Goal
Write out the material exactly, leaving every picture behind.

Given data
========

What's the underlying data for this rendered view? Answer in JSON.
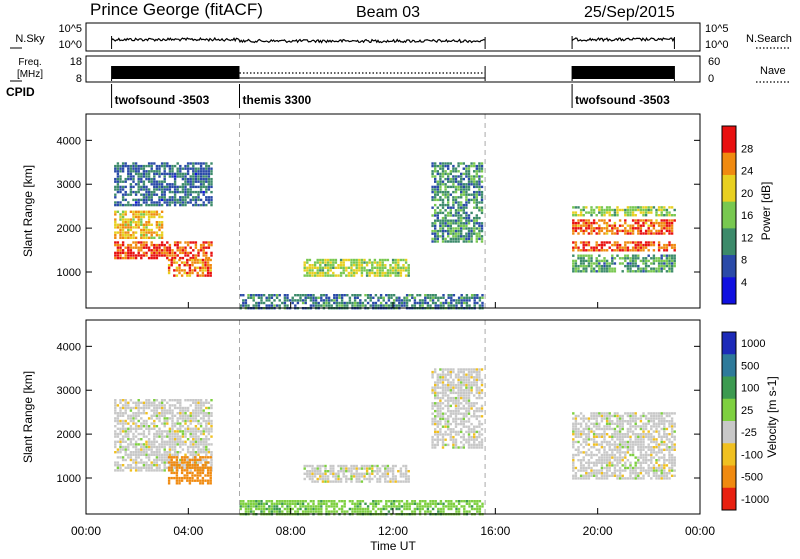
{
  "header": {
    "station": "Prince George (fitACF)",
    "beam": "Beam 03",
    "date": "25/Sep/2015"
  },
  "summary_panel": {
    "sky_label": "N.Sky",
    "sky_ticks": [
      "10^5",
      "10^0"
    ],
    "search_label": "N.Search",
    "search_ticks": [
      "10^5",
      "10^0"
    ],
    "freq_label_line1": "Freq.",
    "freq_label_line2": "[MHz]",
    "freq_ticks": [
      "18",
      "8"
    ],
    "nave_label": "Nave",
    "nave_ticks": [
      "60",
      "0"
    ],
    "cpid_label": "CPID",
    "cpid_segments": [
      {
        "label": "twofsound -3503",
        "start_hour": 1.0,
        "end_hour": 6.0
      },
      {
        "label": "themis 3300",
        "start_hour": 6.0,
        "end_hour": 15.6
      },
      {
        "label": "twofsound -3503",
        "start_hour": 19.0,
        "end_hour": 23.0
      }
    ],
    "operating_intervals": [
      [
        1.0,
        15.6
      ],
      [
        19.0,
        23.0
      ]
    ]
  },
  "chart_data": [
    {
      "type": "heatmap",
      "name": "power",
      "xlabel": "",
      "ylabel": "Slant Range [km]",
      "xlim": [
        0,
        24
      ],
      "ylim": [
        180,
        4600
      ],
      "y_ticks": [
        "1000",
        "2000",
        "3000",
        "4000"
      ],
      "colorbar_label": "Power [dB]",
      "colorbar_ticks": [
        "4",
        "8",
        "12",
        "16",
        "20",
        "24",
        "28"
      ],
      "colorbar_range": [
        0,
        32
      ],
      "colors": [
        "#1010e0",
        "#2a4aa8",
        "#3c8a6a",
        "#78c850",
        "#e8d020",
        "#f08a10",
        "#e81010"
      ],
      "regions": [
        {
          "t": [
            1.1,
            4.9
          ],
          "r": [
            1300,
            1700
          ],
          "level": 28
        },
        {
          "t": [
            1.1,
            3.0
          ],
          "r": [
            1750,
            2400
          ],
          "level": 22
        },
        {
          "t": [
            3.2,
            4.9
          ],
          "r": [
            900,
            1300
          ],
          "level": 26
        },
        {
          "t": [
            1.1,
            4.9
          ],
          "r": [
            2500,
            3500
          ],
          "level": 9
        },
        {
          "t": [
            8.5,
            12.6
          ],
          "r": [
            900,
            1300
          ],
          "level": 18
        },
        {
          "t": [
            13.5,
            15.5
          ],
          "r": [
            1700,
            3500
          ],
          "level": 12
        },
        {
          "t": [
            6.0,
            15.5
          ],
          "r": [
            200,
            500
          ],
          "level": 10
        },
        {
          "t": [
            19.0,
            23.0
          ],
          "r": [
            1500,
            1700
          ],
          "level": 28
        },
        {
          "t": [
            19.0,
            23.0
          ],
          "r": [
            1900,
            2200
          ],
          "level": 27
        },
        {
          "t": [
            19.0,
            23.0
          ],
          "r": [
            1000,
            1400
          ],
          "level": 13
        },
        {
          "t": [
            19.0,
            23.0
          ],
          "r": [
            2300,
            2500
          ],
          "level": 17
        }
      ]
    },
    {
      "type": "heatmap",
      "name": "velocity",
      "xlabel": "Time UT",
      "ylabel": "Slant Range [km]",
      "xlim": [
        0,
        24
      ],
      "ylim": [
        180,
        4600
      ],
      "y_ticks": [
        "1000",
        "2000",
        "3000",
        "4000"
      ],
      "x_ticks": [
        "00:00",
        "04:00",
        "08:00",
        "12:00",
        "16:00",
        "20:00",
        "00:00"
      ],
      "x_tick_hours": [
        0,
        4,
        8,
        12,
        16,
        20,
        24
      ],
      "colorbar_label": "Velocity [m s-1]",
      "colorbar_ticks": [
        "1000",
        "500",
        "100",
        "25",
        "-25",
        "-100",
        "-500",
        "-1000"
      ],
      "colors": [
        "#1c2ab8",
        "#2e7a9a",
        "#3c9a50",
        "#7ed040",
        "#c8c8c8",
        "#f0c020",
        "#f08a10",
        "#e82010"
      ],
      "regions": [
        {
          "t": [
            1.1,
            4.9
          ],
          "r": [
            1200,
            2800
          ],
          "level": 0
        },
        {
          "t": [
            3.2,
            4.9
          ],
          "r": [
            900,
            1500
          ],
          "level": -250
        },
        {
          "t": [
            8.5,
            12.6
          ],
          "r": [
            900,
            1300
          ],
          "level": 0
        },
        {
          "t": [
            13.5,
            15.5
          ],
          "r": [
            1700,
            3500
          ],
          "level": 0
        },
        {
          "t": [
            6.0,
            15.5
          ],
          "r": [
            200,
            500
          ],
          "level": 80
        },
        {
          "t": [
            19.0,
            23.0
          ],
          "r": [
            1000,
            2500
          ],
          "level": 0
        }
      ]
    }
  ],
  "boundary_markers_hours": [
    6.0,
    15.6
  ]
}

========

Answer
What's the underlying data for this rendered view? Answer in JSON.
{
  "header": {
    "station": "Prince George (fitACF)",
    "beam": "Beam 03",
    "date": "25/Sep/2015"
  },
  "summary_panel": {
    "sky_label": "N.Sky",
    "sky_ticks": [
      "10^5",
      "10^0"
    ],
    "search_label": "N.Search",
    "search_ticks": [
      "10^5",
      "10^0"
    ],
    "freq_label_line1": "Freq.",
    "freq_label_line2": "[MHz]",
    "freq_ticks": [
      "18",
      "8"
    ],
    "nave_label": "Nave",
    "nave_ticks": [
      "60",
      "0"
    ],
    "cpid_label": "CPID",
    "cpid_segments": [
      {
        "label": "twofsound -3503",
        "start_hour": 1.0,
        "end_hour": 6.0
      },
      {
        "label": "themis 3300",
        "start_hour": 6.0,
        "end_hour": 15.6
      },
      {
        "label": "twofsound -3503",
        "start_hour": 19.0,
        "end_hour": 23.0
      }
    ],
    "operating_intervals": [
      [
        1.0,
        15.6
      ],
      [
        19.0,
        23.0
      ]
    ]
  },
  "chart_data": [
    {
      "type": "heatmap",
      "name": "power",
      "xlabel": "",
      "ylabel": "Slant Range [km]",
      "xlim": [
        0,
        24
      ],
      "ylim": [
        180,
        4600
      ],
      "y_ticks": [
        "1000",
        "2000",
        "3000",
        "4000"
      ],
      "colorbar_label": "Power [dB]",
      "colorbar_ticks": [
        "4",
        "8",
        "12",
        "16",
        "20",
        "24",
        "28"
      ],
      "colorbar_range": [
        0,
        32
      ],
      "colors": [
        "#1010e0",
        "#2a4aa8",
        "#3c8a6a",
        "#78c850",
        "#e8d020",
        "#f08a10",
        "#e81010"
      ],
      "regions": [
        {
          "t": [
            1.1,
            4.9
          ],
          "r": [
            1300,
            1700
          ],
          "level": 28
        },
        {
          "t": [
            1.1,
            3.0
          ],
          "r": [
            1750,
            2400
          ],
          "level": 22
        },
        {
          "t": [
            3.2,
            4.9
          ],
          "r": [
            900,
            1300
          ],
          "level": 26
        },
        {
          "t": [
            1.1,
            4.9
          ],
          "r": [
            2500,
            3500
          ],
          "level": 9
        },
        {
          "t": [
            8.5,
            12.6
          ],
          "r": [
            900,
            1300
          ],
          "level": 18
        },
        {
          "t": [
            13.5,
            15.5
          ],
          "r": [
            1700,
            3500
          ],
          "level": 12
        },
        {
          "t": [
            6.0,
            15.5
          ],
          "r": [
            200,
            500
          ],
          "level": 10
        },
        {
          "t": [
            19.0,
            23.0
          ],
          "r": [
            1500,
            1700
          ],
          "level": 28
        },
        {
          "t": [
            19.0,
            23.0
          ],
          "r": [
            1900,
            2200
          ],
          "level": 27
        },
        {
          "t": [
            19.0,
            23.0
          ],
          "r": [
            1000,
            1400
          ],
          "level": 13
        },
        {
          "t": [
            19.0,
            23.0
          ],
          "r": [
            2300,
            2500
          ],
          "level": 17
        }
      ]
    },
    {
      "type": "heatmap",
      "name": "velocity",
      "xlabel": "Time UT",
      "ylabel": "Slant Range [km]",
      "xlim": [
        0,
        24
      ],
      "ylim": [
        180,
        4600
      ],
      "y_ticks": [
        "1000",
        "2000",
        "3000",
        "4000"
      ],
      "x_ticks": [
        "00:00",
        "04:00",
        "08:00",
        "12:00",
        "16:00",
        "20:00",
        "00:00"
      ],
      "x_tick_hours": [
        0,
        4,
        8,
        12,
        16,
        20,
        24
      ],
      "colorbar_label": "Velocity [m s-1]",
      "colorbar_ticks": [
        "1000",
        "500",
        "100",
        "25",
        "-25",
        "-100",
        "-500",
        "-1000"
      ],
      "colors": [
        "#1c2ab8",
        "#2e7a9a",
        "#3c9a50",
        "#7ed040",
        "#c8c8c8",
        "#f0c020",
        "#f08a10",
        "#e82010"
      ],
      "regions": [
        {
          "t": [
            1.1,
            4.9
          ],
          "r": [
            1200,
            2800
          ],
          "level": 0
        },
        {
          "t": [
            3.2,
            4.9
          ],
          "r": [
            900,
            1500
          ],
          "level": -250
        },
        {
          "t": [
            8.5,
            12.6
          ],
          "r": [
            900,
            1300
          ],
          "level": 0
        },
        {
          "t": [
            13.5,
            15.5
          ],
          "r": [
            1700,
            3500
          ],
          "level": 0
        },
        {
          "t": [
            6.0,
            15.5
          ],
          "r": [
            200,
            500
          ],
          "level": 80
        },
        {
          "t": [
            19.0,
            23.0
          ],
          "r": [
            1000,
            2500
          ],
          "level": 0
        }
      ]
    }
  ],
  "boundary_markers_hours": [
    6.0,
    15.6
  ]
}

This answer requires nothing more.